[A run of records]
....

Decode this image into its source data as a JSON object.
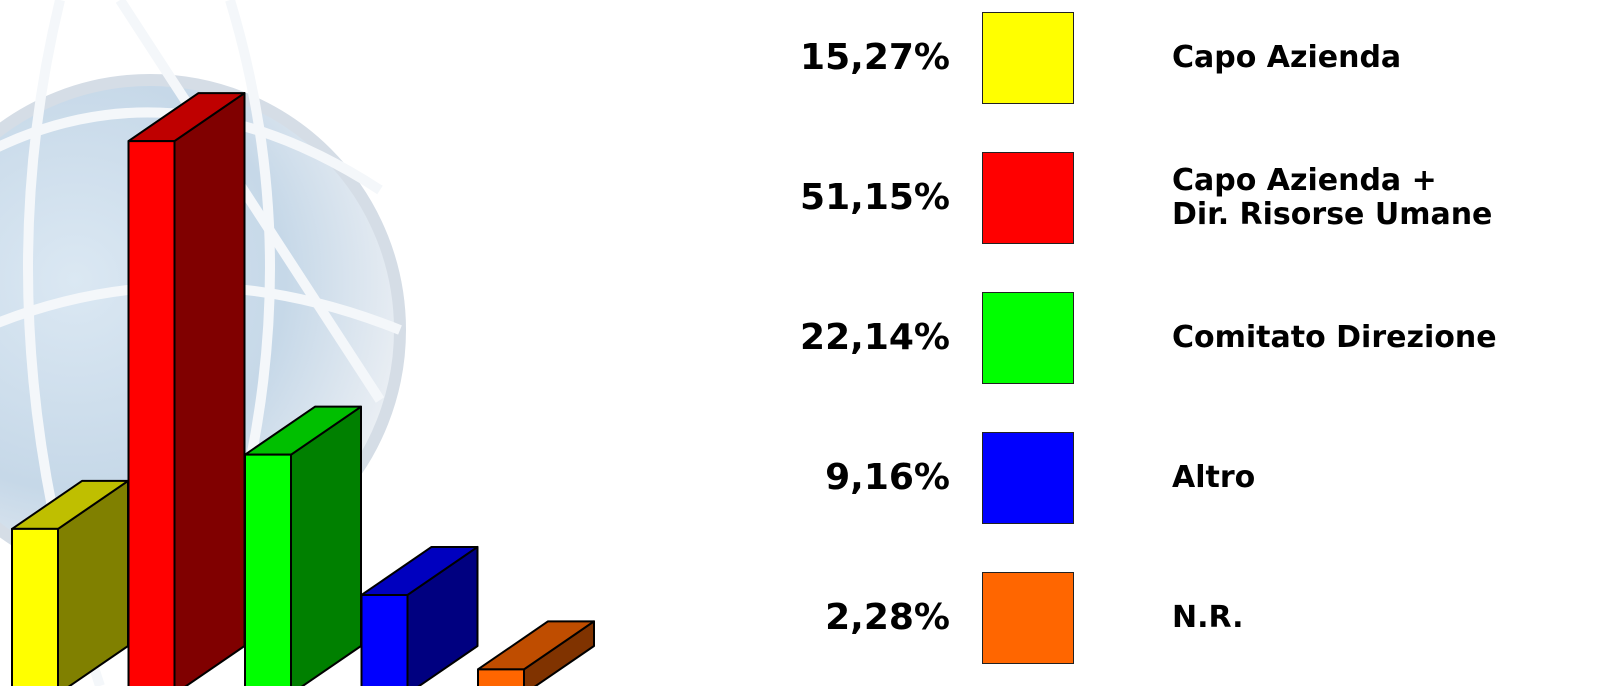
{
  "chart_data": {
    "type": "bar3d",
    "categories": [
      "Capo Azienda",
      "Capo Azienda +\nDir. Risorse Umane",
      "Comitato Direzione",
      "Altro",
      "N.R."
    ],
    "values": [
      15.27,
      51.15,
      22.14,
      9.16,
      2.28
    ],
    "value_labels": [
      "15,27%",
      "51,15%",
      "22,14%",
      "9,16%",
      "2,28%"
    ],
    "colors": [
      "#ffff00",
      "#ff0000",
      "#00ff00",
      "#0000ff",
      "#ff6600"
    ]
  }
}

....

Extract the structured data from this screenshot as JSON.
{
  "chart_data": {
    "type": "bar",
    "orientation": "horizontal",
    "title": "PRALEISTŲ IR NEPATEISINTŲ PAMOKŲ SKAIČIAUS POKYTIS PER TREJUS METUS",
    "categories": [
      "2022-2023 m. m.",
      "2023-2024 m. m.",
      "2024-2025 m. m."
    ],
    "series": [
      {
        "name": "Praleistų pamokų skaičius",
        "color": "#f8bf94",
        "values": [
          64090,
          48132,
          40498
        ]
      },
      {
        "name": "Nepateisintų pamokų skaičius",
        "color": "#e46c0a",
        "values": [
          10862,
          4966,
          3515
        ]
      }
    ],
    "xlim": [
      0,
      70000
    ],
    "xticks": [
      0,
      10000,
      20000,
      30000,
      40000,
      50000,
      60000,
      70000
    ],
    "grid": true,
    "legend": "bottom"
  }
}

....

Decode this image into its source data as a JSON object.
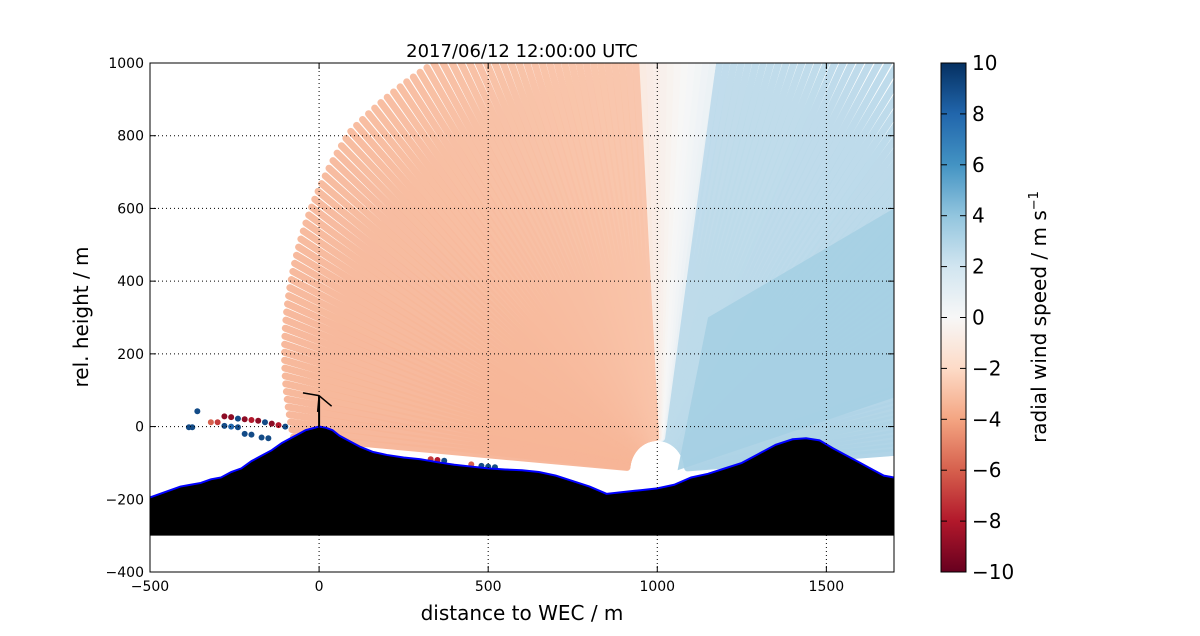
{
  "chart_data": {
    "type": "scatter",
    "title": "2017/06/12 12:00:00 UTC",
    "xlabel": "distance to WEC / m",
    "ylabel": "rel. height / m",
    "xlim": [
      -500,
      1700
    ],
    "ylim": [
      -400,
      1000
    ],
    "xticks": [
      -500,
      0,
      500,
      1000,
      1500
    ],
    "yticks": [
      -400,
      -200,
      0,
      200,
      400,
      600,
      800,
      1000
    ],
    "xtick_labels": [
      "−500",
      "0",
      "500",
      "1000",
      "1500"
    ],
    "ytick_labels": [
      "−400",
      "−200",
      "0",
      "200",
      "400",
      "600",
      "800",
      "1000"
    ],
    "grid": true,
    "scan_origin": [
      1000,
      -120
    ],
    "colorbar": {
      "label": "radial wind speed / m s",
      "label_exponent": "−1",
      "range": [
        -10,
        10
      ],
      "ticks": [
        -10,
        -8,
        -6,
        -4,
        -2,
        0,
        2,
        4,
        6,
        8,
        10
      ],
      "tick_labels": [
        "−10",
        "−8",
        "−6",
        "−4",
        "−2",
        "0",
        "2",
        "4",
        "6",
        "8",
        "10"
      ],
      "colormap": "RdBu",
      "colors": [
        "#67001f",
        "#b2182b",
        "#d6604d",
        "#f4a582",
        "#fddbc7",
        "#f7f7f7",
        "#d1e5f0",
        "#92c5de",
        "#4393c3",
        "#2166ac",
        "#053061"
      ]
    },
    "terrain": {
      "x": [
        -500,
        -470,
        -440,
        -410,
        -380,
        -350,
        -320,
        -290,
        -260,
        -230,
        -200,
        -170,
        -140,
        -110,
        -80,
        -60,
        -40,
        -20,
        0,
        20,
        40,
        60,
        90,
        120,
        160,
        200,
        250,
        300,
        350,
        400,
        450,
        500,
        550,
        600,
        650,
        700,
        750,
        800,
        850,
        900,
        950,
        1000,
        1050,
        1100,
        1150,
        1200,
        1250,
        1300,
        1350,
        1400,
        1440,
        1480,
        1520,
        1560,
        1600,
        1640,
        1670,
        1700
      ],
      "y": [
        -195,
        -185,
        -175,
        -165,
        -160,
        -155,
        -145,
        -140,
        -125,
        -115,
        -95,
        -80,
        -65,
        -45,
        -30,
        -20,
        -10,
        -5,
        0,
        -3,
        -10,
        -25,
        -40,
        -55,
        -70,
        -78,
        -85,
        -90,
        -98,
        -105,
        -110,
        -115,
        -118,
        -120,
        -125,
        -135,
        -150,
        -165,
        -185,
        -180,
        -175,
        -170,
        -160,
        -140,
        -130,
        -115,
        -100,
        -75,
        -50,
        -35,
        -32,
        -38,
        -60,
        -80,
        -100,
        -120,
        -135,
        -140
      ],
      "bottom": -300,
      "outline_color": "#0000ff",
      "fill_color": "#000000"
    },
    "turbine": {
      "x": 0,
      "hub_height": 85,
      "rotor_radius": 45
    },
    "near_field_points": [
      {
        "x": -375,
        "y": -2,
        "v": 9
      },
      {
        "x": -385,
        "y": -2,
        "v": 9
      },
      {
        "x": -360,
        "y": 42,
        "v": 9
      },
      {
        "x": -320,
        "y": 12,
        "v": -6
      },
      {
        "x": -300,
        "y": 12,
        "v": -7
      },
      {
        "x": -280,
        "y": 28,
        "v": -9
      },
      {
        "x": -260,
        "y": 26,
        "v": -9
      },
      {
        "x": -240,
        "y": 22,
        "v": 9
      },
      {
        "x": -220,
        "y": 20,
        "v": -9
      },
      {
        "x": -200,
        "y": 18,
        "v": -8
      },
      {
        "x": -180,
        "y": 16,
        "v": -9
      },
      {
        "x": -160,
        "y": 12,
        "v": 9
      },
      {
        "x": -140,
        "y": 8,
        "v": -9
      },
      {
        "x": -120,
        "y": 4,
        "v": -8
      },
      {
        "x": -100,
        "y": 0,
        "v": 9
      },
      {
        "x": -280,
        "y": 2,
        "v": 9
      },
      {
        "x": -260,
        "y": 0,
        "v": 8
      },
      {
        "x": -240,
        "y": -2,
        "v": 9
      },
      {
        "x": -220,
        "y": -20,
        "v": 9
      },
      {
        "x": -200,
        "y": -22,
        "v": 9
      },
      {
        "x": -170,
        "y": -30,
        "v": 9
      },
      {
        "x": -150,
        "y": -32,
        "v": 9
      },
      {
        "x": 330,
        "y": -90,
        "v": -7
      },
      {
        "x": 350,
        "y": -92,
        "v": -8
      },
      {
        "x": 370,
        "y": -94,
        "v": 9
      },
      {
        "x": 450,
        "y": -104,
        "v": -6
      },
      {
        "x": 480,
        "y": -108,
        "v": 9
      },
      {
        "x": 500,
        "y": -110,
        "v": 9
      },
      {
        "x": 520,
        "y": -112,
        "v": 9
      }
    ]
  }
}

....

▶ _Exercise instructions_: In the entries above, find each line with the word "title" and copy it.

▶ _Result of this task_:
    "title": "PRALEISTŲ IR NEPATEISINTŲ PAMOKŲ SKAIČIAUS POKYTIS PER TREJUS METUS",
    "title": "2017/06/12 12:00:00 UTC",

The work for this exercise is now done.